[Lines of data]
━━━━━━

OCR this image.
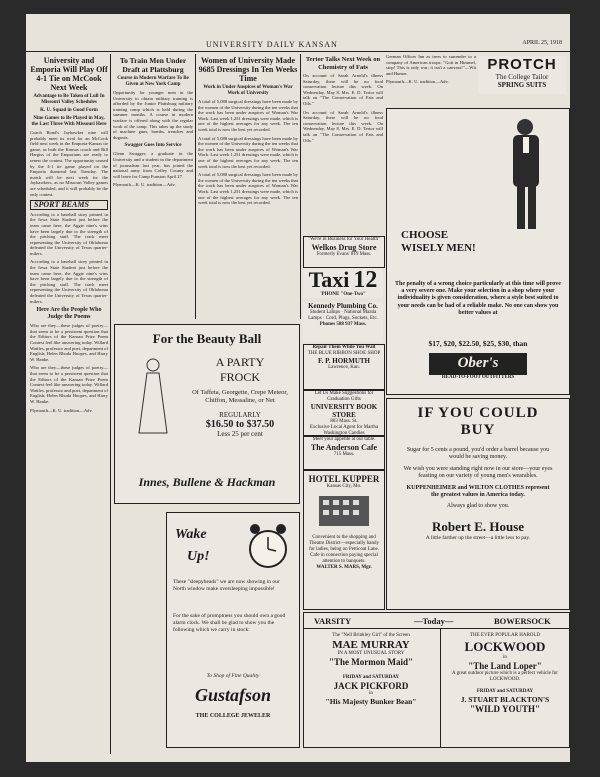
UNIVERSITY DAILY KANSAN	APRIL 25, 1918
University and Emporia Will Play Off 4-1 Tie on McCook Next Week
Advantage to Be Taken of Lull In Missouri Valley Schedules
K. U. Squad in Good Form
Nine Games to Be Played in May, the Last Three With Missouri Here

Coach Bond's Jayhawker nine will probably meet its rival for an McCook field next week in the Emporia-Kansas tie game, as both the Kansas coach and Bill Hargiss of the Emporians are ready to renew the contest. The opportunity caused by the 4-1 tie game played on the Emporia diamond last Tuesday. The match will be next week for the Jayhawkers, as no Missouri Valley games are scheduled, and it will probably be the only contest.

SPORT BEAMS

According to a baseball story printed in the Iowa State Student just before the team came here, the Aggie nine's wins have been largely due to the strength of the pitching staff. The track meet representing the University of Oklahoma defeated the University of Texas quarter-milers.

According to a baseball story printed in the Iowa State Student just before the team came here, the Aggie nine's wins have been largely due to the strength of the pitching staff. The track meet representing the University of Oklahoma defeated the University of Texas quarter-milers.

Here Are the People Who Judge the Poems

Who are they—these judges of poetry—that seem to be a persistent question that the Editors of the Kansan Prize Poem Contest feel like answering today. Willard Wattles, professor and poet, department of English; Helen Rhoda Hoopes, and Harry W. Hanke.

Who are they—these judges of poetry—that seem to be a persistent question that the Editors of the Kansan Prize Poem Contest feel like answering today. Willard Wattles, professor and poet, department of English; Helen Rhoda Hoopes, and Harry W. Hanke.

Plymouth—K. U. tradition—Adv.

To Train Men Under Draft at Plattsburg
Course in Modern Warfare To Be Given at New York Camp

Opportunity for younger men in the University to obtain military training is afforded by the Junior Plattsburg military training camp which is held during the summer months. A course in modern warfare is offered along with the regular work of the camp. This takes up the study of machine guns, bombs, trenches and dugouts.

Swagger Goes Into Service

Glenn Swagger, a graduate in the University and a student in the department of journalism last year, has joined the national army from Coffey County and will leave for Camp Funston April 27.

Plymouth—K. U. tradition—Adv.

Women of University Made 9685 Dressings In Ten Weeks Time
Work in Under Auspices of Woman's War Work of University

A total of 5,088 surgical dressings have been made by the women of the University during the ten weeks that the work has been under auspices of Woman's War Work. Last week 1,251 dressings were made, which is one of the highest averages for any week. The ten week total is now the best yet recorded.

A total of 5,088 surgical dressings have been made by the women of the University during the ten weeks that the work has been under auspices of Woman's War Work. Last week 1,251 dressings were made, which is one of the highest averages for any week. The ten week total is now the best yet recorded.

A total of 5,088 surgical dressings have been made by the women of the University during the ten weeks that the work has been under auspices of Woman's War Work. Last week 1,251 dressings were made, which is one of the highest averages for any week. The ten week total is now the best yet recorded.

Tertor Talks Next Week on Chemistry of Fats

On account of Sarah Arnold's illness Saturday, there will be no food conservation lecture this week. On Wednesday, May 8, Mrs. E. D. Tertor will talk on "The Conservation of Fats and Oils."

On account of Sarah Arnold's illness Saturday, there will be no food conservation lecture this week. On Wednesday, May 8, Mrs. E. D. Tertor will talk on "The Conservation of Fats and Oils."

German Officer Inn as trees to surrender to a company of American troops: "Gott in Himmel, stop! This is only war; it isn't a canvass!"—Wit and Humor.

Plymouth—K. U. tradition—Adv.

PROTCH
The College Tailor
SPRING SUITS
CHOOSE WISELY MEN!
The penalty of a wrong choice particularly at this time will prove a very severe one. Make your selection in a shop where your individuality is given consideration, where a style best suited to your needs can be had of a reliable make. No one can show you better values at
$17, $20, $22.50, $25, $30, than
Ober's
HEAD-TO-FOOT OUTFITTERS
"We're in Business for Your Health"
Welkos Drug Store
Formerly Evans' 819 Mass.
Taxi 12
'PHONE "One-Two"
Kennedy Plumbing Co.
Student Lamps · National Mazda Lamps · Cord, Plugs, Sockets, Etc.
Phones 588 937 Mass.
For the Beauty Ball
A PARTY
FROCK
Of Taffeta, Georgette, Crepe Meteor, Chiffon, Messaline, or Net
REGULARLY
$16.50 to $37.50
Less 25 per cent
Innes, Bullene & Hackman
Repair Them While You Wait
THE BLUE RIBBON SHOE SHOP
F. P. HORMUTH
Lawrence, Kan.
Let Us Make Suggestions for Graduation Gifts
UNIVERSITY BOOK STORE
803 Mass. St.
Exclusive Local Agent for Martha Washington Candies
Meet your appetite at our table.
The Anderson Cafe
715 Mass.
HOTEL KUPPER
Kansas City, Mo.
Convenient to the shopping and Theatre District—especially handy for ladies, being on Petticoat Lane. Cafe in connection paying special attention to banquets.
WALTER S. MARS, Mgr.
IF YOU COULD
BUY
Sugar for 5 cents a pound, you'd order a barrel because you would be saving money.
We wish you were standing right now in our store—your eyes feasting on our variety of young men's wearables.
KUPPENHEIMER and WILTON CLOTHES represent the greatest values in America today.
Always glad to show you.
Robert E. House
A little farther up the street—a little less to pay.
Wake
Up!
These "sleepyheads" we are now showing in our North window make oversleeping impossible!
For the sake of promptness you should own a good alarm clock. We shall be glad to show you the following which we carry in stock:
To Shop of Fine Quality
Gustafson
THE COLLEGE JEWELER
VARSITY	—Today—	BOWERSOCK
The "Nell Brinkley Girl" of the Screen
MAE MURRAY
IN A MOST UNUSUAL STORY
"The Mormon Maid"
FRIDAY and SATURDAY
JACK PICKFORD
in
"His Majesty Bunker Bean"
THE EVER POPULAR HAROLD
LOCKWOOD
in
"The Land Loper"
A great outdoor picture which is a perfect vehicle for LOCKWOOD.
FRIDAY and SATURDAY
J. STUART BLACKTON'S
"WILD YOUTH"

━━━━━━

→ AIM OF THE EXERCISE: Print out the material word for word, omitting the pictures.

→ OUTPUT OF THE TASK:
OCR this image.
UNIVERSITY DAILY KANSAN	APRIL 25, 1918
University and Emporia Will Play Off 4-1 Tie on McCook Next Week
Advantage to Be Taken of Lull In Missouri Valley Schedules
K. U. Squad in Good Form
Nine Games to Be Played in May, the Last Three With Missouri Here

Coach Bond's Jayhawker nine will probably meet its rival for an McCook field next week in the Emporia-Kansas tie game, as both the Kansas coach and Bill Hargiss of the Emporians are ready to renew the contest. The opportunity caused by the 4-1 tie game played on the Emporia diamond last Tuesday. The match will be next week for the Jayhawkers, as no Missouri Valley games are scheduled, and it will probably be the only contest.

SPORT BEAMS

According to a baseball story printed in the Iowa State Student just before the team came here, the Aggie nine's wins have been largely due to the strength of the pitching staff. The track meet representing the University of Oklahoma defeated the University of Texas quarter-milers.

According to a baseball story printed in the Iowa State Student just before the team came here, the Aggie nine's wins have been largely due to the strength of the pitching staff. The track meet representing the University of Oklahoma defeated the University of Texas quarter-milers.

Here Are the People Who Judge the Poems

Who are they—these judges of poetry—that seem to be a persistent question that the Editors of the Kansan Prize Poem Contest feel like answering today. Willard Wattles, professor and poet, department of English; Helen Rhoda Hoopes, and Harry W. Hanke.

Who are they—these judges of poetry—that seem to be a persistent question that the Editors of the Kansan Prize Poem Contest feel like answering today. Willard Wattles, professor and poet, department of English; Helen Rhoda Hoopes, and Harry W. Hanke.

Plymouth—K. U. tradition—Adv.

To Train Men Under Draft at Plattsburg
Course in Modern Warfare To Be Given at New York Camp

Opportunity for younger men in the University to obtain military training is afforded by the Junior Plattsburg military training camp which is held during the summer months. A course in modern warfare is offered along with the regular work of the camp. This takes up the study of machine guns, bombs, trenches and dugouts.

Swagger Goes Into Service

Glenn Swagger, a graduate in the University and a student in the department of journalism last year, has joined the national army from Coffey County and will leave for Camp Funston April 27.

Plymouth—K. U. tradition—Adv.

Women of University Made 9685 Dressings In Ten Weeks Time
Work in Under Auspices of Woman's War Work of University

A total of 5,088 surgical dressings have been made by the women of the University during the ten weeks that the work has been under auspices of Woman's War Work. Last week 1,251 dressings were made, which is one of the highest averages for any week. The ten week total is now the best yet recorded.

A total of 5,088 surgical dressings have been made by the women of the University during the ten weeks that the work has been under auspices of Woman's War Work. Last week 1,251 dressings were made, which is one of the highest averages for any week. The ten week total is now the best yet recorded.

A total of 5,088 surgical dressings have been made by the women of the University during the ten weeks that the work has been under auspices of Woman's War Work. Last week 1,251 dressings were made, which is one of the highest averages for any week. The ten week total is now the best yet recorded.

Tertor Talks Next Week on Chemistry of Fats

On account of Sarah Arnold's illness Saturday, there will be no food conservation lecture this week. On Wednesday, May 8, Mrs. E. D. Tertor will talk on "The Conservation of Fats and Oils."

On account of Sarah Arnold's illness Saturday, there will be no food conservation lecture this week. On Wednesday, May 8, Mrs. E. D. Tertor will talk on "The Conservation of Fats and Oils."

German Officer Inn as trees to surrender to a company of American troops: "Gott in Himmel, stop! This is only war; it isn't a canvass!"—Wit and Humor.

Plymouth—K. U. tradition—Adv.

PROTCH
The College Tailor
SPRING SUITS
CHOOSE WISELY MEN!
The penalty of a wrong choice particularly at this time will prove a very severe one. Make your selection in a shop where your individuality is given consideration, where a style best suited to your needs can be had of a reliable make. No one can show you better values at
$17, $20, $22.50, $25, $30, than
Ober's
HEAD-TO-FOOT OUTFITTERS
"We're in Business for Your Health"
Welkos Drug Store
Formerly Evans' 819 Mass.
Taxi 12
'PHONE "One-Two"
Kennedy Plumbing Co.
Student Lamps · National Mazda Lamps · Cord, Plugs, Sockets, Etc.
Phones 588 937 Mass.
For the Beauty Ball
A PARTY
FROCK
Of Taffeta, Georgette, Crepe Meteor, Chiffon, Messaline, or Net
REGULARLY
$16.50 to $37.50
Less 25 per cent
Innes, Bullene & Hackman
Repair Them While You Wait
THE BLUE RIBBON SHOE SHOP
F. P. HORMUTH
Lawrence, Kan.
Let Us Make Suggestions for Graduation Gifts
UNIVERSITY BOOK STORE
803 Mass. St.
Exclusive Local Agent for Martha Washington Candies
Meet your appetite at our table.
The Anderson Cafe
715 Mass.
HOTEL KUPPER
Kansas City, Mo.
Convenient to the shopping and Theatre District—especially handy for ladies, being on Petticoat Lane. Cafe in connection paying special attention to banquets.
WALTER S. MARS, Mgr.
IF YOU COULD
BUY
Sugar for 5 cents a pound, you'd order a barrel because you would be saving money.
We wish you were standing right now in our store—your eyes feasting on our variety of young men's wearables.
KUPPENHEIMER and WILTON CLOTHES represent the greatest values in America today.
Always glad to show you.
Robert E. House
A little farther up the street—a little less to pay.
Wake
Up!
These "sleepyheads" we are now showing in our North window make oversleeping impossible!
For the sake of promptness you should own a good alarm clock. We shall be glad to show you the following which we carry in stock:
To Shop of Fine Quality
Gustafson
THE COLLEGE JEWELER
VARSITY	—Today—	BOWERSOCK
The "Nell Brinkley Girl" of the Screen
MAE MURRAY
IN A MOST UNUSUAL STORY
"The Mormon Maid"
FRIDAY and SATURDAY
JACK PICKFORD
in
"His Majesty Bunker Bean"
THE EVER POPULAR HAROLD
LOCKWOOD
in
"The Land Loper"
A great outdoor picture which is a perfect vehicle for LOCKWOOD.
FRIDAY and SATURDAY
J. STUART BLACKTON'S
"WILD YOUTH"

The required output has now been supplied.